- [DATA SHOWN]

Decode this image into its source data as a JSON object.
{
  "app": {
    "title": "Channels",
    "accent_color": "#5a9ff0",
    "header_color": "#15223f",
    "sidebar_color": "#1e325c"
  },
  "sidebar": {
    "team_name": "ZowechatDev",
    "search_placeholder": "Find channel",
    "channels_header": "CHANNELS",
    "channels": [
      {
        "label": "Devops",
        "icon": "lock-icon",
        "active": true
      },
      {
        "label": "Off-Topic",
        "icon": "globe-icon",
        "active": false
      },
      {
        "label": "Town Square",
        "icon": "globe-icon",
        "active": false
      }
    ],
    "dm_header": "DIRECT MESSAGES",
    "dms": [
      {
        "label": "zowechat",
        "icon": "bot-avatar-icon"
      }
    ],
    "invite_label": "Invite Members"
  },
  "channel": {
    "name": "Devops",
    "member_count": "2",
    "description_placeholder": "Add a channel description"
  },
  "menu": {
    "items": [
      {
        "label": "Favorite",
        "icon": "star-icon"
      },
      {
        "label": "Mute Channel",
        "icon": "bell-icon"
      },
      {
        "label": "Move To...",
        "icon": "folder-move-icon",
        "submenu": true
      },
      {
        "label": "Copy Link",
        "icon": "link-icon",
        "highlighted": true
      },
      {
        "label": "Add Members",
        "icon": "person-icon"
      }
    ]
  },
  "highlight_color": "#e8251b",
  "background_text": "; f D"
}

--

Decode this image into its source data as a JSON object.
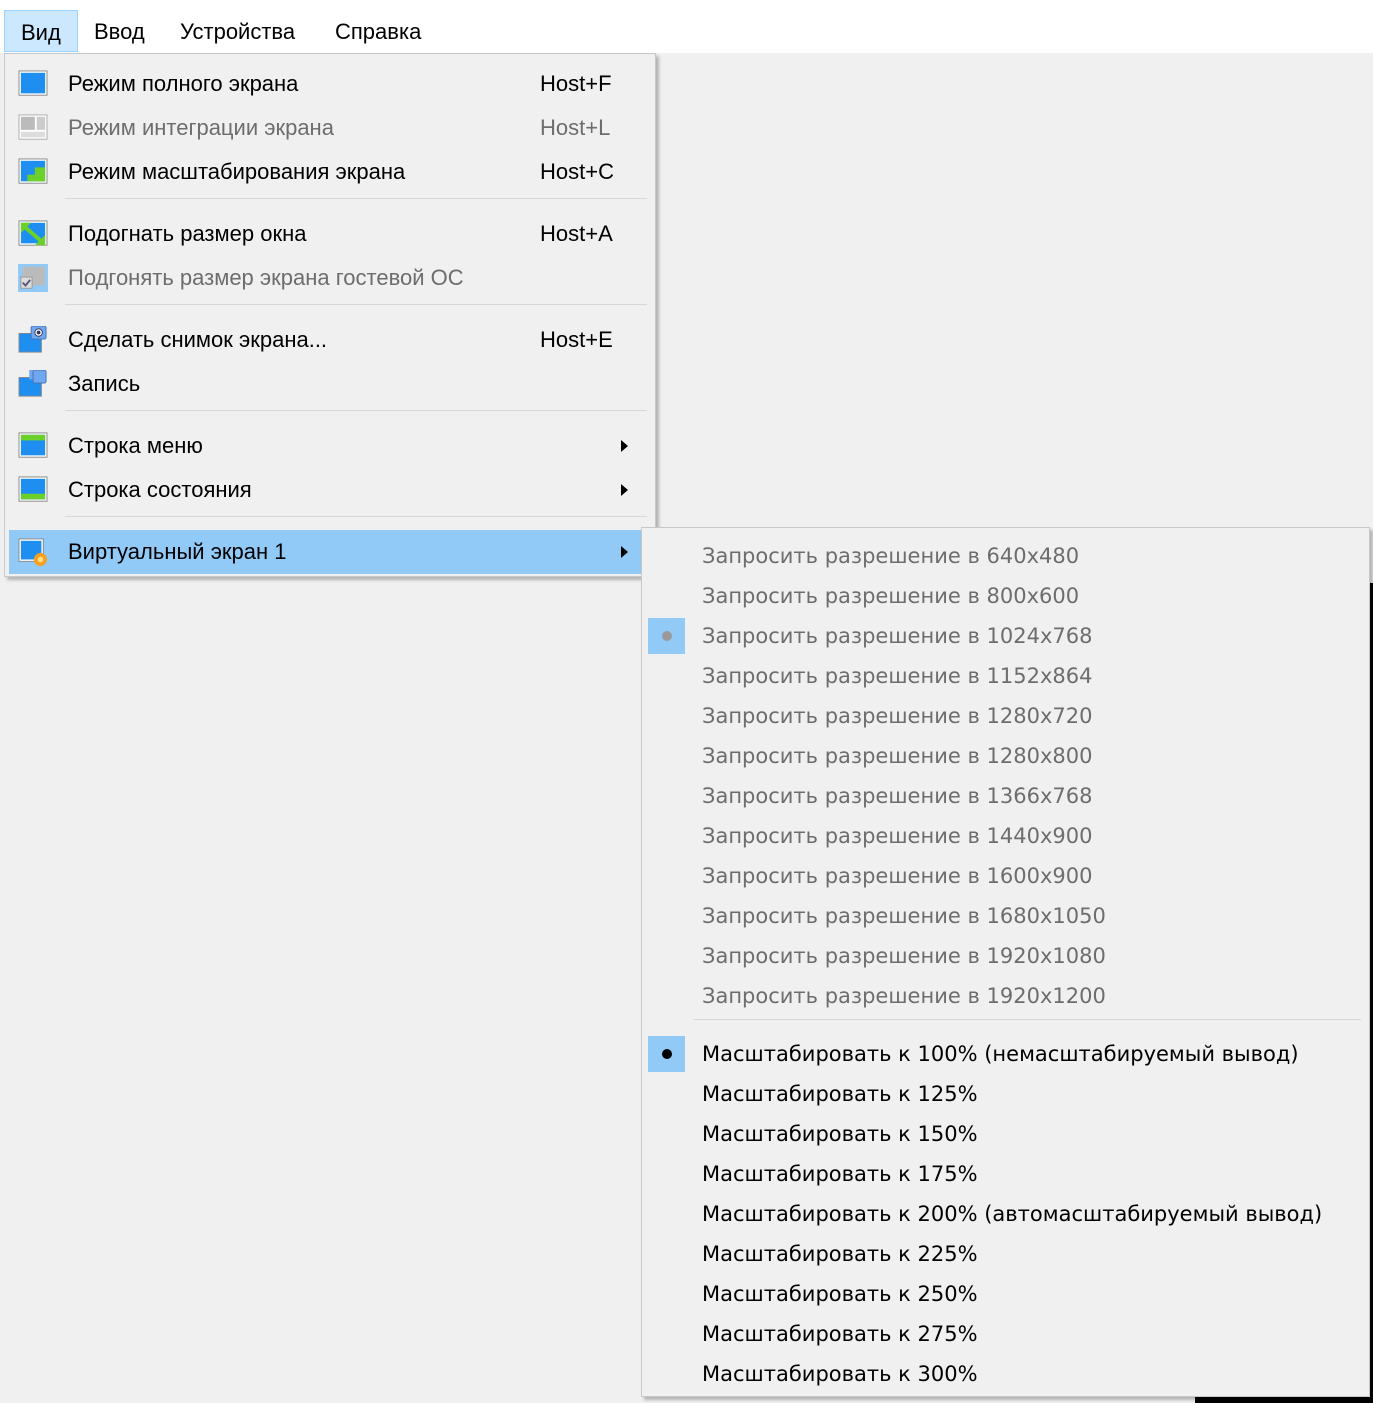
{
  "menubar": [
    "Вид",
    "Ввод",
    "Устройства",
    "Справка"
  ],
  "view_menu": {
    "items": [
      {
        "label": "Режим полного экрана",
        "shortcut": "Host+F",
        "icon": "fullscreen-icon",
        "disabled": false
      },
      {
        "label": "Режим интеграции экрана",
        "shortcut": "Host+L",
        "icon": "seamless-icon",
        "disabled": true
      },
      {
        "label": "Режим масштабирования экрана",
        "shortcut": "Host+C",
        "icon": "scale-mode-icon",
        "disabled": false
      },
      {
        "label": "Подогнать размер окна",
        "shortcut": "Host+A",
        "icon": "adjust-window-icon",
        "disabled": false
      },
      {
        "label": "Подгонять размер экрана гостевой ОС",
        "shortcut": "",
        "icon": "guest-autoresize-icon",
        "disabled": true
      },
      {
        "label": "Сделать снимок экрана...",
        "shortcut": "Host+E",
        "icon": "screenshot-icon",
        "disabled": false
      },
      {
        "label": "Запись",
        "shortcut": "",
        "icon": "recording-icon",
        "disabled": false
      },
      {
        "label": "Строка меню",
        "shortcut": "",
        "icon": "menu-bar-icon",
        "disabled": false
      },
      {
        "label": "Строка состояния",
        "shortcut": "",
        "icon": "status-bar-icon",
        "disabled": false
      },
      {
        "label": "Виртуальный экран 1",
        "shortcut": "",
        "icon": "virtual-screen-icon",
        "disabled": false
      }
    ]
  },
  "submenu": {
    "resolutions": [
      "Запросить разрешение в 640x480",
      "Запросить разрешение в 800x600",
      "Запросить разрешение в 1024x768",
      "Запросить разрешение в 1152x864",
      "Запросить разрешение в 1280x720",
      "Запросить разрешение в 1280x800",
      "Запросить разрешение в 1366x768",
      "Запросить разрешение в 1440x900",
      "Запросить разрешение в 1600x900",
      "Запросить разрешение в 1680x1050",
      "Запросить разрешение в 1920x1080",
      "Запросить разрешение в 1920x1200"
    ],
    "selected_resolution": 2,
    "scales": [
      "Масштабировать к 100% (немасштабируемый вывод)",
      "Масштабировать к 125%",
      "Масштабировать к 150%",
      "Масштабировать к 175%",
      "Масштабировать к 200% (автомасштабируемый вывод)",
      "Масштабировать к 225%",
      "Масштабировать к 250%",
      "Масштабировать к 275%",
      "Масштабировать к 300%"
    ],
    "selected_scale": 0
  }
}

...

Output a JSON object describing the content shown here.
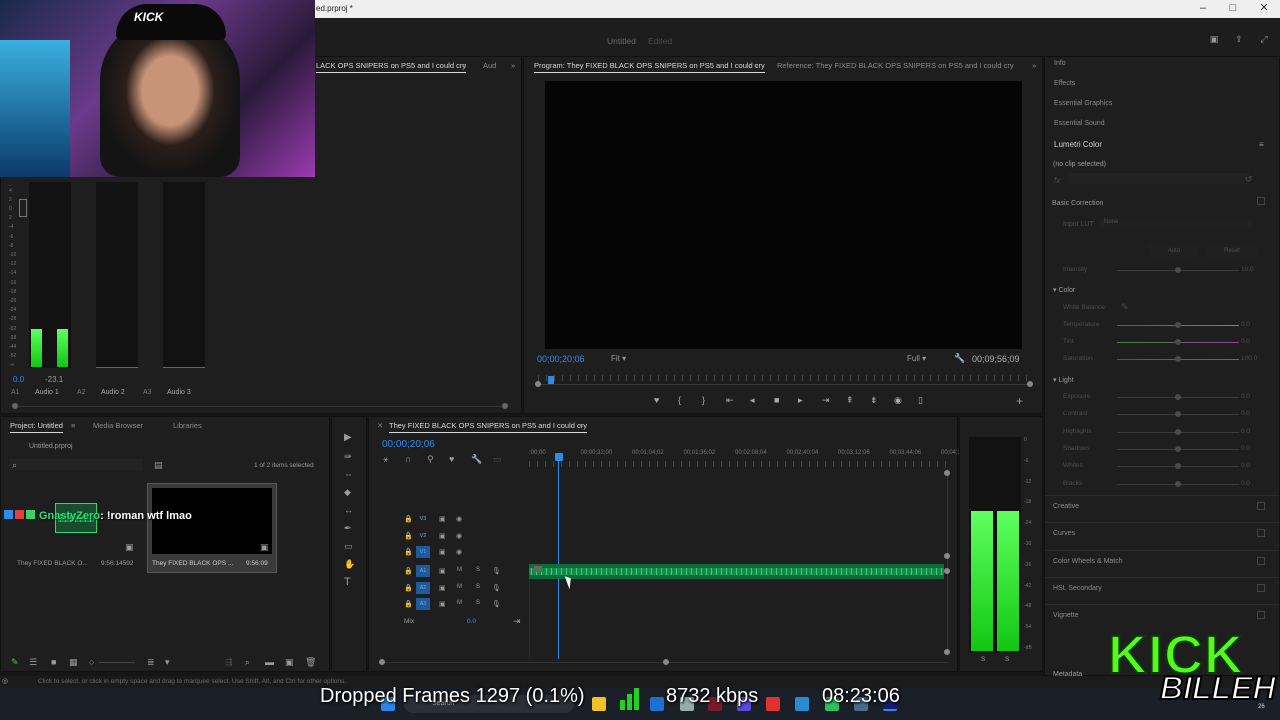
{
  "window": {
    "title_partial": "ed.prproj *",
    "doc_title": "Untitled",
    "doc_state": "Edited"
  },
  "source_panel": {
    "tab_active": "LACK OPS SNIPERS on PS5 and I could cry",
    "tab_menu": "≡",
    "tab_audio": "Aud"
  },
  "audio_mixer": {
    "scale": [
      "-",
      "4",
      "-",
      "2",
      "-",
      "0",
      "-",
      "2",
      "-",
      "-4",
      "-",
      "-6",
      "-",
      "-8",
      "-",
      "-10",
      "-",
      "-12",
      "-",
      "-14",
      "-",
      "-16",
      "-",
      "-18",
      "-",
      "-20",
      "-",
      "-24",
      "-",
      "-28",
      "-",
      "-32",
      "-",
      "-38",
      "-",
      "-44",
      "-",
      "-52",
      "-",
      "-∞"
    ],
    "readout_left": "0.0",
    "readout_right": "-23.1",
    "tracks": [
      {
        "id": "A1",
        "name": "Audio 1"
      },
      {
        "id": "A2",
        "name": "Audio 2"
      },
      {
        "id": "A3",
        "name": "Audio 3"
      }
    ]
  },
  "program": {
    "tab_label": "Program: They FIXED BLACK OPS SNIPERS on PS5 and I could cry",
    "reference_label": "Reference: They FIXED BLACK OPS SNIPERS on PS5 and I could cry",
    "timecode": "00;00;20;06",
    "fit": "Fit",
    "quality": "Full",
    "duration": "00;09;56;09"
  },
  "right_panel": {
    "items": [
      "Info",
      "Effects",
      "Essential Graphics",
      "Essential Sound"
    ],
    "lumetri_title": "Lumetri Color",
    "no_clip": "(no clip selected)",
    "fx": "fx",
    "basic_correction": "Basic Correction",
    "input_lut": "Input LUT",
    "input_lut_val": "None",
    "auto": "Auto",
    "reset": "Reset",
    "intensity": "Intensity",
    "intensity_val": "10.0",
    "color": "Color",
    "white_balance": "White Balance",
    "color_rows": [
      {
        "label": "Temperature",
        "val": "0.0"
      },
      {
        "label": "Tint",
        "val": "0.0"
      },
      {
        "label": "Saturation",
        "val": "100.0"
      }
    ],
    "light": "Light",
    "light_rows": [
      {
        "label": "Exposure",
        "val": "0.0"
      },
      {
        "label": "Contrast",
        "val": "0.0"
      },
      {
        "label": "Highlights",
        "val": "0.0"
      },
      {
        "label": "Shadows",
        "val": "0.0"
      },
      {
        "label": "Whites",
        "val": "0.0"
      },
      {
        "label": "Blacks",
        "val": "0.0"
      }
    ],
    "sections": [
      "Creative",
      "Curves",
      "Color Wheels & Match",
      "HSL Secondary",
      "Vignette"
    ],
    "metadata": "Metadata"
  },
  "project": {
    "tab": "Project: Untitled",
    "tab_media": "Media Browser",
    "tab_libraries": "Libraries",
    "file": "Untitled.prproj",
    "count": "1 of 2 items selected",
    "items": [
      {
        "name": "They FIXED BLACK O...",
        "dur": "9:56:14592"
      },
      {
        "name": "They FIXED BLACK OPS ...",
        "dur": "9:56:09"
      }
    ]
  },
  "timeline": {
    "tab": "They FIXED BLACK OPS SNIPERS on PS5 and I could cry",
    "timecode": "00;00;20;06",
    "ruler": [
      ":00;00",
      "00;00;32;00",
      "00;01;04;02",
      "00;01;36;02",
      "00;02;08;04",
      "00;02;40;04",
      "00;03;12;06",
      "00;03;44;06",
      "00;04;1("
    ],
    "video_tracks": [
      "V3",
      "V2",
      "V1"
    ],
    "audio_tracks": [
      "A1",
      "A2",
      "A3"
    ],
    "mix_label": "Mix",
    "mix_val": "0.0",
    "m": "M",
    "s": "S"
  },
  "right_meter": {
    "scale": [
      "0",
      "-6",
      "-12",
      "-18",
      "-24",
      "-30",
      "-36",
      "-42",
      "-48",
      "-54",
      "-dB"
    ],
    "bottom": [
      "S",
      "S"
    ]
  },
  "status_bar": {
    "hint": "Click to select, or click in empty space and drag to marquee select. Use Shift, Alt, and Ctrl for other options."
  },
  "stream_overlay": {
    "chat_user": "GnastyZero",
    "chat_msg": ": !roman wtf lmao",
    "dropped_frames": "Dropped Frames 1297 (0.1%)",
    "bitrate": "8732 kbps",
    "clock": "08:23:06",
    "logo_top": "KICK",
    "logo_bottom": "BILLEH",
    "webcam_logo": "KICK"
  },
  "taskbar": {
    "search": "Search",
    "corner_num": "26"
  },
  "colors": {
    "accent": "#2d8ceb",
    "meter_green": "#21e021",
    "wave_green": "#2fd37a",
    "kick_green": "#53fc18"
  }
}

- [WHAT IS NEEDED]
Check each line above for the word "prproj" and give the number of lines that have it, nothing else.

- [TASK ANSWER]
2